**THE REQUEST:** Copy the records below exactly, leaving out any pictures.
___
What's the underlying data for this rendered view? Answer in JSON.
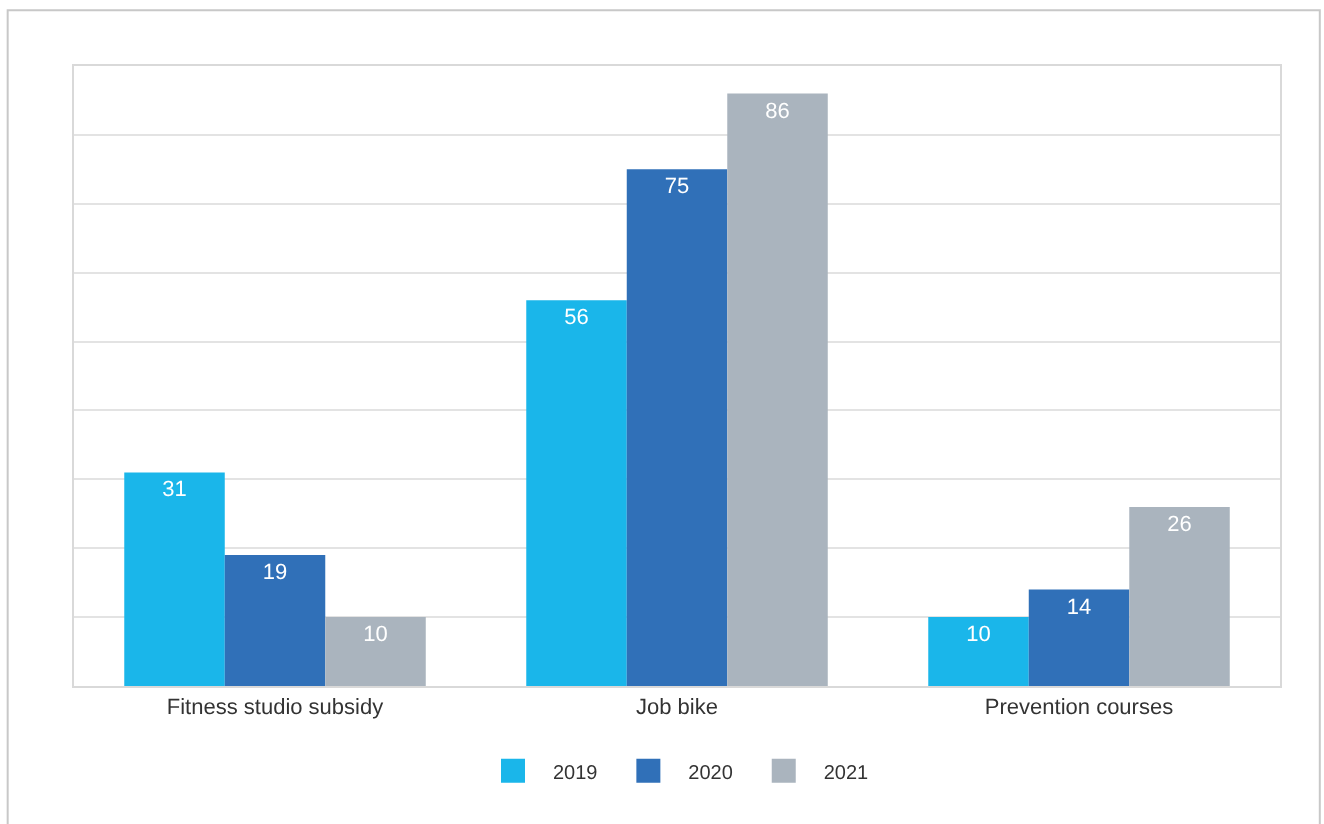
{
  "chart_data": {
    "type": "bar",
    "categories": [
      "Fitness studio subsidy",
      "Job bike",
      "Prevention courses"
    ],
    "series": [
      {
        "name": "2019",
        "color": "#1ab6ea",
        "values": [
          31,
          56,
          10
        ]
      },
      {
        "name": "2020",
        "color": "#3070b8",
        "values": [
          19,
          75,
          14
        ]
      },
      {
        "name": "2021",
        "color": "#aab4be",
        "values": [
          10,
          86,
          26
        ]
      }
    ],
    "ylim": [
      0,
      90
    ],
    "yticks": [
      {
        "value": 0,
        "label": null
      },
      {
        "value": 10,
        "label": null
      },
      {
        "value": 20,
        "label": null
      },
      {
        "value": 30,
        "label": null
      },
      {
        "value": 40,
        "label": null
      },
      {
        "value": 50,
        "label": null
      },
      {
        "value": 60,
        "label": null
      },
      {
        "value": 70,
        "label": null
      },
      {
        "value": 80,
        "label": null
      },
      {
        "value": 90,
        "label": null
      }
    ],
    "grid": "y",
    "tick_labels": "x",
    "data_labels": true,
    "legend": "bottom"
  }
}
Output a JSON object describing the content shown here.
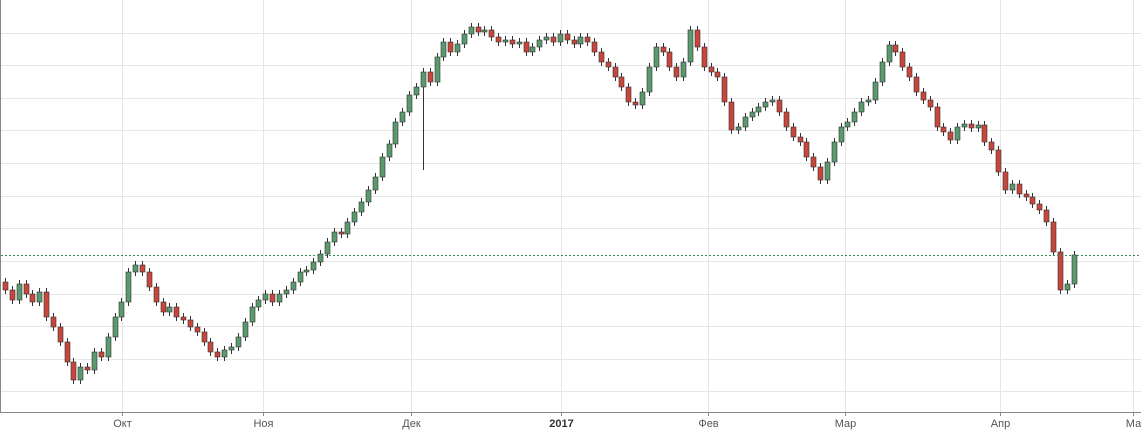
{
  "chart_data": {
    "type": "candlestick",
    "up_color": "#5a9a6e",
    "down_color": "#c8473c",
    "grid": true,
    "xlim": [
      -0.73,
      165.85
    ],
    "ylim": [
      0,
      412
    ],
    "xticks": [
      {
        "value": 17.1,
        "label": "Окт"
      },
      {
        "value": 37.7,
        "label": "Ноя"
      },
      {
        "value": 59.3,
        "label": "Дек"
      },
      {
        "value": 81.2,
        "label": "2017"
      },
      {
        "value": 102.6,
        "label": "Фев"
      },
      {
        "value": 122.6,
        "label": "Мар"
      },
      {
        "value": 145.3,
        "label": "Апр"
      },
      {
        "value": 164.7,
        "label": "Ма"
      }
    ],
    "yticks": [
      21,
      53,
      86,
      118,
      151,
      184,
      216,
      249,
      282,
      314,
      347,
      379
    ],
    "open": [
      130,
      122,
      112,
      128,
      118,
      110,
      120,
      95,
      85,
      70,
      50,
      32,
      45,
      42,
      60,
      55,
      75,
      95,
      110,
      140,
      147,
      140,
      125,
      110,
      100,
      105,
      95,
      92,
      85,
      80,
      70,
      60,
      55,
      62,
      65,
      75,
      90,
      105,
      112,
      118,
      110,
      118,
      122,
      130,
      140,
      142,
      150,
      158,
      170,
      180,
      178,
      190,
      200,
      210,
      222,
      235,
      255,
      268,
      290,
      300,
      317,
      325,
      340,
      330,
      355,
      370,
      360,
      368,
      378,
      385,
      380,
      382,
      375,
      370,
      372,
      368,
      370,
      360,
      365,
      372,
      375,
      370,
      378,
      372,
      368,
      375,
      370,
      360,
      350,
      345,
      335,
      325,
      310,
      307,
      320,
      345,
      365,
      360,
      345,
      335,
      350,
      382,
      365,
      345,
      340,
      335,
      310,
      282,
      285,
      295,
      300,
      305,
      310,
      312,
      300,
      285,
      275,
      270,
      255,
      245,
      232,
      250,
      270,
      285,
      290,
      300,
      310,
      312,
      330,
      350,
      367,
      360,
      345,
      335,
      320,
      312,
      305,
      285,
      280,
      272,
      285,
      288,
      284,
      287,
      270,
      262,
      240,
      222,
      228,
      218,
      215,
      208,
      202,
      190,
      160,
      122,
      128
    ],
    "high": [
      134,
      126,
      132,
      132,
      122,
      124,
      124,
      99,
      89,
      74,
      54,
      49,
      49,
      64,
      64,
      79,
      99,
      114,
      144,
      151,
      151,
      144,
      129,
      114,
      109,
      109,
      99,
      96,
      89,
      84,
      74,
      64,
      66,
      69,
      79,
      94,
      109,
      116,
      122,
      122,
      122,
      126,
      134,
      144,
      146,
      154,
      162,
      174,
      184,
      184,
      194,
      204,
      214,
      226,
      239,
      259,
      272,
      294,
      304,
      321,
      329,
      344,
      344,
      359,
      374,
      374,
      372,
      382,
      389,
      389,
      386,
      386,
      379,
      376,
      376,
      374,
      374,
      369,
      376,
      379,
      379,
      382,
      382,
      376,
      379,
      379,
      374,
      364,
      354,
      349,
      339,
      329,
      314,
      324,
      349,
      369,
      369,
      364,
      349,
      354,
      386,
      386,
      369,
      349,
      344,
      339,
      314,
      289,
      299,
      304,
      309,
      314,
      316,
      316,
      304,
      289,
      279,
      274,
      259,
      249,
      254,
      274,
      289,
      294,
      304,
      314,
      316,
      334,
      354,
      371,
      371,
      364,
      349,
      339,
      324,
      316,
      309,
      289,
      284,
      289,
      292,
      292,
      291,
      291,
      274,
      266,
      244,
      232,
      232,
      222,
      219,
      212,
      206,
      194,
      164,
      132,
      161
    ],
    "low": [
      118,
      108,
      108,
      114,
      106,
      106,
      91,
      81,
      66,
      46,
      28,
      28,
      38,
      38,
      51,
      51,
      71,
      91,
      106,
      136,
      136,
      121,
      106,
      96,
      96,
      91,
      88,
      81,
      76,
      66,
      56,
      51,
      51,
      58,
      61,
      71,
      86,
      101,
      108,
      106,
      106,
      114,
      118,
      126,
      136,
      138,
      146,
      154,
      166,
      174,
      174,
      186,
      196,
      206,
      218,
      231,
      251,
      264,
      286,
      296,
      313,
      242,
      326,
      326,
      351,
      356,
      356,
      364,
      374,
      376,
      376,
      371,
      366,
      366,
      364,
      364,
      356,
      356,
      361,
      368,
      366,
      366,
      368,
      364,
      364,
      366,
      356,
      346,
      341,
      331,
      321,
      306,
      303,
      303,
      316,
      341,
      356,
      341,
      331,
      331,
      346,
      361,
      341,
      336,
      331,
      306,
      278,
      278,
      281,
      291,
      296,
      301,
      306,
      296,
      281,
      271,
      266,
      251,
      241,
      228,
      228,
      246,
      266,
      281,
      286,
      296,
      306,
      308,
      326,
      346,
      356,
      341,
      331,
      316,
      308,
      301,
      281,
      276,
      268,
      268,
      281,
      280,
      280,
      266,
      258,
      236,
      218,
      218,
      214,
      211,
      204,
      198,
      186,
      156,
      118,
      118,
      124
    ],
    "close": [
      122,
      112,
      128,
      118,
      110,
      120,
      95,
      85,
      70,
      50,
      32,
      45,
      42,
      60,
      55,
      75,
      95,
      110,
      140,
      147,
      140,
      125,
      110,
      100,
      105,
      95,
      92,
      85,
      80,
      70,
      60,
      55,
      62,
      65,
      75,
      90,
      105,
      112,
      118,
      110,
      118,
      122,
      130,
      140,
      142,
      150,
      158,
      170,
      180,
      178,
      190,
      200,
      210,
      222,
      235,
      255,
      268,
      290,
      300,
      317,
      325,
      340,
      330,
      355,
      370,
      360,
      368,
      378,
      385,
      380,
      382,
      375,
      370,
      372,
      368,
      370,
      360,
      365,
      372,
      375,
      370,
      378,
      372,
      368,
      375,
      370,
      360,
      350,
      345,
      335,
      325,
      310,
      307,
      320,
      345,
      365,
      360,
      345,
      335,
      350,
      382,
      365,
      345,
      340,
      335,
      310,
      282,
      285,
      295,
      300,
      305,
      310,
      312,
      300,
      285,
      275,
      270,
      255,
      245,
      232,
      250,
      270,
      285,
      290,
      300,
      310,
      312,
      330,
      350,
      367,
      360,
      345,
      335,
      320,
      312,
      305,
      285,
      280,
      272,
      285,
      288,
      284,
      287,
      270,
      262,
      240,
      222,
      228,
      218,
      215,
      208,
      202,
      190,
      160,
      122,
      128,
      157
    ]
  }
}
___
**THE RESULT:**
What's the underlying data for this rendered view? Answer in JSON.
{
  "chart_data": {
    "type": "bar",
    "categories": [
      "Fitness studio subsidy",
      "Job bike",
      "Prevention courses"
    ],
    "series": [
      {
        "name": "2019",
        "color": "#1ab6ea",
        "values": [
          31,
          56,
          10
        ]
      },
      {
        "name": "2020",
        "color": "#3070b8",
        "values": [
          19,
          75,
          14
        ]
      },
      {
        "name": "2021",
        "color": "#aab4be",
        "values": [
          10,
          86,
          26
        ]
      }
    ],
    "ylim": [
      0,
      90
    ],
    "yticks": [
      {
        "value": 0,
        "label": null
      },
      {
        "value": 10,
        "label": null
      },
      {
        "value": 20,
        "label": null
      },
      {
        "value": 30,
        "label": null
      },
      {
        "value": 40,
        "label": null
      },
      {
        "value": 50,
        "label": null
      },
      {
        "value": 60,
        "label": null
      },
      {
        "value": 70,
        "label": null
      },
      {
        "value": 80,
        "label": null
      },
      {
        "value": 90,
        "label": null
      }
    ],
    "grid": "y",
    "tick_labels": "x",
    "data_labels": true,
    "legend": "bottom"
  }
}
Output a JSON object describing the content shown here.
{
  "chart_data": {
    "type": "candlestick",
    "up_color": "#5a9a6e",
    "down_color": "#c8473c",
    "grid": true,
    "xlim": [
      -0.73,
      165.85
    ],
    "ylim": [
      0,
      412
    ],
    "xticks": [
      {
        "value": 17.1,
        "label": "Окт"
      },
      {
        "value": 37.7,
        "label": "Ноя"
      },
      {
        "value": 59.3,
        "label": "Дек"
      },
      {
        "value": 81.2,
        "label": "2017"
      },
      {
        "value": 102.6,
        "label": "Фев"
      },
      {
        "value": 122.6,
        "label": "Мар"
      },
      {
        "value": 145.3,
        "label": "Апр"
      },
      {
        "value": 164.7,
        "label": "Ма"
      }
    ],
    "yticks": [
      21,
      53,
      86,
      118,
      151,
      184,
      216,
      249,
      282,
      314,
      347,
      379
    ],
    "open": [
      130,
      122,
      112,
      128,
      118,
      110,
      120,
      95,
      85,
      70,
      50,
      32,
      45,
      42,
      60,
      55,
      75,
      95,
      110,
      140,
      147,
      140,
      125,
      110,
      100,
      105,
      95,
      92,
      85,
      80,
      70,
      60,
      55,
      62,
      65,
      75,
      90,
      105,
      112,
      118,
      110,
      118,
      122,
      130,
      140,
      142,
      150,
      158,
      170,
      180,
      178,
      190,
      200,
      210,
      222,
      235,
      255,
      268,
      290,
      300,
      317,
      325,
      340,
      330,
      355,
      370,
      360,
      368,
      378,
      385,
      380,
      382,
      375,
      370,
      372,
      368,
      370,
      360,
      365,
      372,
      375,
      370,
      378,
      372,
      368,
      375,
      370,
      360,
      350,
      345,
      335,
      325,
      310,
      307,
      320,
      345,
      365,
      360,
      345,
      335,
      350,
      382,
      365,
      345,
      340,
      335,
      310,
      282,
      285,
      295,
      300,
      305,
      310,
      312,
      300,
      285,
      275,
      270,
      255,
      245,
      232,
      250,
      270,
      285,
      290,
      300,
      310,
      312,
      330,
      350,
      367,
      360,
      345,
      335,
      320,
      312,
      305,
      285,
      280,
      272,
      285,
      288,
      284,
      287,
      270,
      262,
      240,
      222,
      228,
      218,
      215,
      208,
      202,
      190,
      160,
      122,
      128
    ],
    "high": [
      134,
      126,
      132,
      132,
      122,
      124,
      124,
      99,
      89,
      74,
      54,
      49,
      49,
      64,
      64,
      79,
      99,
      114,
      144,
      151,
      151,
      144,
      129,
      114,
      109,
      109,
      99,
      96,
      89,
      84,
      74,
      64,
      66,
      69,
      79,
      94,
      109,
      116,
      122,
      122,
      122,
      126,
      134,
      144,
      146,
      154,
      162,
      174,
      184,
      184,
      194,
      204,
      214,
      226,
      239,
      259,
      272,
      294,
      304,
      321,
      329,
      344,
      344,
      359,
      374,
      374,
      372,
      382,
      389,
      389,
      386,
      386,
      379,
      376,
      376,
      374,
      374,
      369,
      376,
      379,
      379,
      382,
      382,
      376,
      379,
      379,
      374,
      364,
      354,
      349,
      339,
      329,
      314,
      324,
      349,
      369,
      369,
      364,
      349,
      354,
      386,
      386,
      369,
      349,
      344,
      339,
      314,
      289,
      299,
      304,
      309,
      314,
      316,
      316,
      304,
      289,
      279,
      274,
      259,
      249,
      254,
      274,
      289,
      294,
      304,
      314,
      316,
      334,
      354,
      371,
      371,
      364,
      349,
      339,
      324,
      316,
      309,
      289,
      284,
      289,
      292,
      292,
      291,
      291,
      274,
      266,
      244,
      232,
      232,
      222,
      219,
      212,
      206,
      194,
      164,
      132,
      161
    ],
    "low": [
      118,
      108,
      108,
      114,
      106,
      106,
      91,
      81,
      66,
      46,
      28,
      28,
      38,
      38,
      51,
      51,
      71,
      91,
      106,
      136,
      136,
      121,
      106,
      96,
      96,
      91,
      88,
      81,
      76,
      66,
      56,
      51,
      51,
      58,
      61,
      71,
      86,
      101,
      108,
      106,
      106,
      114,
      118,
      126,
      136,
      138,
      146,
      154,
      166,
      174,
      174,
      186,
      196,
      206,
      218,
      231,
      251,
      264,
      286,
      296,
      313,
      242,
      326,
      326,
      351,
      356,
      356,
      364,
      374,
      376,
      376,
      371,
      366,
      366,
      364,
      364,
      356,
      356,
      361,
      368,
      366,
      366,
      368,
      364,
      364,
      366,
      356,
      346,
      341,
      331,
      321,
      306,
      303,
      303,
      316,
      341,
      356,
      341,
      331,
      331,
      346,
      361,
      341,
      336,
      331,
      306,
      278,
      278,
      281,
      291,
      296,
      301,
      306,
      296,
      281,
      271,
      266,
      251,
      241,
      228,
      228,
      246,
      266,
      281,
      286,
      296,
      306,
      308,
      326,
      346,
      356,
      341,
      331,
      316,
      308,
      301,
      281,
      276,
      268,
      268,
      281,
      280,
      280,
      266,
      258,
      236,
      218,
      218,
      214,
      211,
      204,
      198,
      186,
      156,
      118,
      118,
      124
    ],
    "close": [
      122,
      112,
      128,
      118,
      110,
      120,
      95,
      85,
      70,
      50,
      32,
      45,
      42,
      60,
      55,
      75,
      95,
      110,
      140,
      147,
      140,
      125,
      110,
      100,
      105,
      95,
      92,
      85,
      80,
      70,
      60,
      55,
      62,
      65,
      75,
      90,
      105,
      112,
      118,
      110,
      118,
      122,
      130,
      140,
      142,
      150,
      158,
      170,
      180,
      178,
      190,
      200,
      210,
      222,
      235,
      255,
      268,
      290,
      300,
      317,
      325,
      340,
      330,
      355,
      370,
      360,
      368,
      378,
      385,
      380,
      382,
      375,
      370,
      372,
      368,
      370,
      360,
      365,
      372,
      375,
      370,
      378,
      372,
      368,
      375,
      370,
      360,
      350,
      345,
      335,
      325,
      310,
      307,
      320,
      345,
      365,
      360,
      345,
      335,
      350,
      382,
      365,
      345,
      340,
      335,
      310,
      282,
      285,
      295,
      300,
      305,
      310,
      312,
      300,
      285,
      275,
      270,
      255,
      245,
      232,
      250,
      270,
      285,
      290,
      300,
      310,
      312,
      330,
      350,
      367,
      360,
      345,
      335,
      320,
      312,
      305,
      285,
      280,
      272,
      285,
      288,
      284,
      287,
      270,
      262,
      240,
      222,
      228,
      218,
      215,
      208,
      202,
      190,
      160,
      122,
      128,
      157
    ]
  }
}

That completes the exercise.